Start of Stored records

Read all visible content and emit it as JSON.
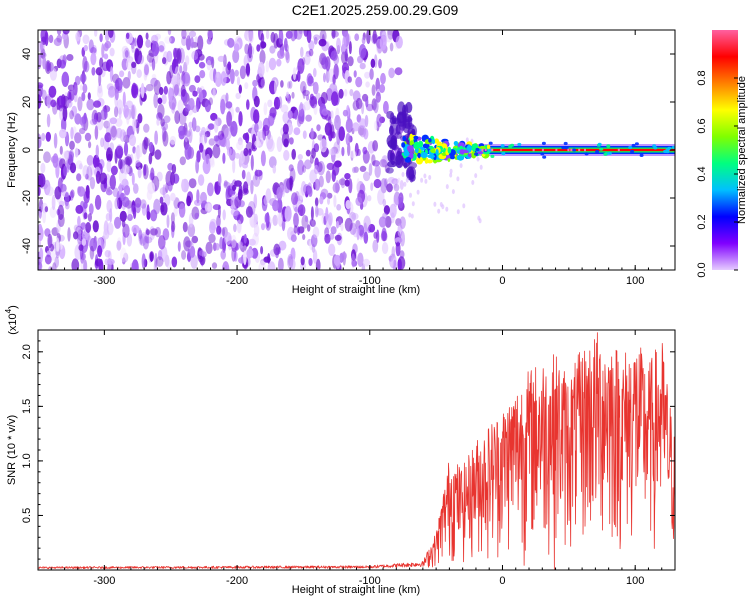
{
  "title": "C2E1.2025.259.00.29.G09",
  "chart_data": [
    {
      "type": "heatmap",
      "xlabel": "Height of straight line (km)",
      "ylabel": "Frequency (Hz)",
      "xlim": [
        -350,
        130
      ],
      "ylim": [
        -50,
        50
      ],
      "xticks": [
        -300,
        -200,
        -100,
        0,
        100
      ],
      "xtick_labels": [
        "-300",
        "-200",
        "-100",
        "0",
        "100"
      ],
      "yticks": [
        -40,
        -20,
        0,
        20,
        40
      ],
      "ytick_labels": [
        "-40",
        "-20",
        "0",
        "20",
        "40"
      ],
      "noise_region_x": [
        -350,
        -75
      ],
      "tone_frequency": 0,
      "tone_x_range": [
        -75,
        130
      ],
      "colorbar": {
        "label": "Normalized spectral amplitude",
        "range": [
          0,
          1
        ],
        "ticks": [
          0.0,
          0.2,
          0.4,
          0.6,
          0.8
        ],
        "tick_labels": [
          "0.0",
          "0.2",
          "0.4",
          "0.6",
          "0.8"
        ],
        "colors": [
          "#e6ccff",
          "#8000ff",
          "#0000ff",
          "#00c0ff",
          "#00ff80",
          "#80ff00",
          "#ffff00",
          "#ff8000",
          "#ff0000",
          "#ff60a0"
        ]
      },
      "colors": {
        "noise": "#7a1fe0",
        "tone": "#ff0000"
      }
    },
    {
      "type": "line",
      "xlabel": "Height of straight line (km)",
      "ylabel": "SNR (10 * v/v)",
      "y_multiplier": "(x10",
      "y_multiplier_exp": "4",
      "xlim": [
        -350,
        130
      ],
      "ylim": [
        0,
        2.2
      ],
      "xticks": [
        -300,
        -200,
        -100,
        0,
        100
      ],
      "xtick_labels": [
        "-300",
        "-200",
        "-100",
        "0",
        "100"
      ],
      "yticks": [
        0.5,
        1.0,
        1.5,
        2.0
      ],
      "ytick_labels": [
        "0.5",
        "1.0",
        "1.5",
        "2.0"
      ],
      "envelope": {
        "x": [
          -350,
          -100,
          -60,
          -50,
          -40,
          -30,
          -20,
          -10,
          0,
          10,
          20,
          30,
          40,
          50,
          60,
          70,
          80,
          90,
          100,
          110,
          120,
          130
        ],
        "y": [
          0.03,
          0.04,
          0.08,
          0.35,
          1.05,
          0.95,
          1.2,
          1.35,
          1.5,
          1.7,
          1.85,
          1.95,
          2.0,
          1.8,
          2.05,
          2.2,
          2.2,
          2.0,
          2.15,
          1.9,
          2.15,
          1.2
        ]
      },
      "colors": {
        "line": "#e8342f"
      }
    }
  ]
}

End of Stored records

_Problem to work on_:
The material above holds pictures; copy everything else in it exactly.

_Reply to the task_:
Read all visible content and emit it as JSON.
{
  "title": "C2E1.2025.259.00.29.G09",
  "chart_data": [
    {
      "type": "heatmap",
      "xlabel": "Height of straight line (km)",
      "ylabel": "Frequency (Hz)",
      "xlim": [
        -350,
        130
      ],
      "ylim": [
        -50,
        50
      ],
      "xticks": [
        -300,
        -200,
        -100,
        0,
        100
      ],
      "xtick_labels": [
        "-300",
        "-200",
        "-100",
        "0",
        "100"
      ],
      "yticks": [
        -40,
        -20,
        0,
        20,
        40
      ],
      "ytick_labels": [
        "-40",
        "-20",
        "0",
        "20",
        "40"
      ],
      "noise_region_x": [
        -350,
        -75
      ],
      "tone_frequency": 0,
      "tone_x_range": [
        -75,
        130
      ],
      "colorbar": {
        "label": "Normalized spectral amplitude",
        "range": [
          0,
          1
        ],
        "ticks": [
          0.0,
          0.2,
          0.4,
          0.6,
          0.8
        ],
        "tick_labels": [
          "0.0",
          "0.2",
          "0.4",
          "0.6",
          "0.8"
        ],
        "colors": [
          "#e6ccff",
          "#8000ff",
          "#0000ff",
          "#00c0ff",
          "#00ff80",
          "#80ff00",
          "#ffff00",
          "#ff8000",
          "#ff0000",
          "#ff60a0"
        ]
      },
      "colors": {
        "noise": "#7a1fe0",
        "tone": "#ff0000"
      }
    },
    {
      "type": "line",
      "xlabel": "Height of straight line (km)",
      "ylabel": "SNR (10 * v/v)",
      "y_multiplier": "(x10",
      "y_multiplier_exp": "4",
      "xlim": [
        -350,
        130
      ],
      "ylim": [
        0,
        2.2
      ],
      "xticks": [
        -300,
        -200,
        -100,
        0,
        100
      ],
      "xtick_labels": [
        "-300",
        "-200",
        "-100",
        "0",
        "100"
      ],
      "yticks": [
        0.5,
        1.0,
        1.5,
        2.0
      ],
      "ytick_labels": [
        "0.5",
        "1.0",
        "1.5",
        "2.0"
      ],
      "envelope": {
        "x": [
          -350,
          -100,
          -60,
          -50,
          -40,
          -30,
          -20,
          -10,
          0,
          10,
          20,
          30,
          40,
          50,
          60,
          70,
          80,
          90,
          100,
          110,
          120,
          130
        ],
        "y": [
          0.03,
          0.04,
          0.08,
          0.35,
          1.05,
          0.95,
          1.2,
          1.35,
          1.5,
          1.7,
          1.85,
          1.95,
          2.0,
          1.8,
          2.05,
          2.2,
          2.2,
          2.0,
          2.15,
          1.9,
          2.15,
          1.2
        ]
      },
      "colors": {
        "line": "#e8342f"
      }
    }
  ]
}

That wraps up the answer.